What you need to do>
Without changing a character, return the entries, but not the images they hold.

* START Records supplied *

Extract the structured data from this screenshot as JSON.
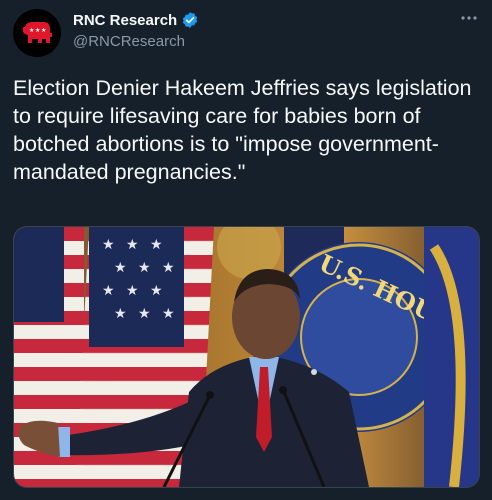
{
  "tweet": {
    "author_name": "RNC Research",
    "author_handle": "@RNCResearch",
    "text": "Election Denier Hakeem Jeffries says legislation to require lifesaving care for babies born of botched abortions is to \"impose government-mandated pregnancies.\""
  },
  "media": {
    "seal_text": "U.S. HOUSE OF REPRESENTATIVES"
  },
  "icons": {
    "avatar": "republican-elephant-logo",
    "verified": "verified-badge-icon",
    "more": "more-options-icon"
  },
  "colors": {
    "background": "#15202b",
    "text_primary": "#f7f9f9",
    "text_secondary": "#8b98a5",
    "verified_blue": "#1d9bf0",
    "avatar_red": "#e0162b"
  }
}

* END Records supplied *

The solution>
Extract the structured data from this screenshot as JSON.
{
  "tweet": {
    "author_name": "RNC Research",
    "author_handle": "@RNCResearch",
    "text": "Election Denier Hakeem Jeffries says legislation to require lifesaving care for babies born of botched abortions is to \"impose government-mandated pregnancies.\""
  },
  "media": {
    "seal_text": "U.S. HOUSE OF REPRESENTATIVES"
  },
  "icons": {
    "avatar": "republican-elephant-logo",
    "verified": "verified-badge-icon",
    "more": "more-options-icon"
  },
  "colors": {
    "background": "#15202b",
    "text_primary": "#f7f9f9",
    "text_secondary": "#8b98a5",
    "verified_blue": "#1d9bf0",
    "avatar_red": "#e0162b"
  }
}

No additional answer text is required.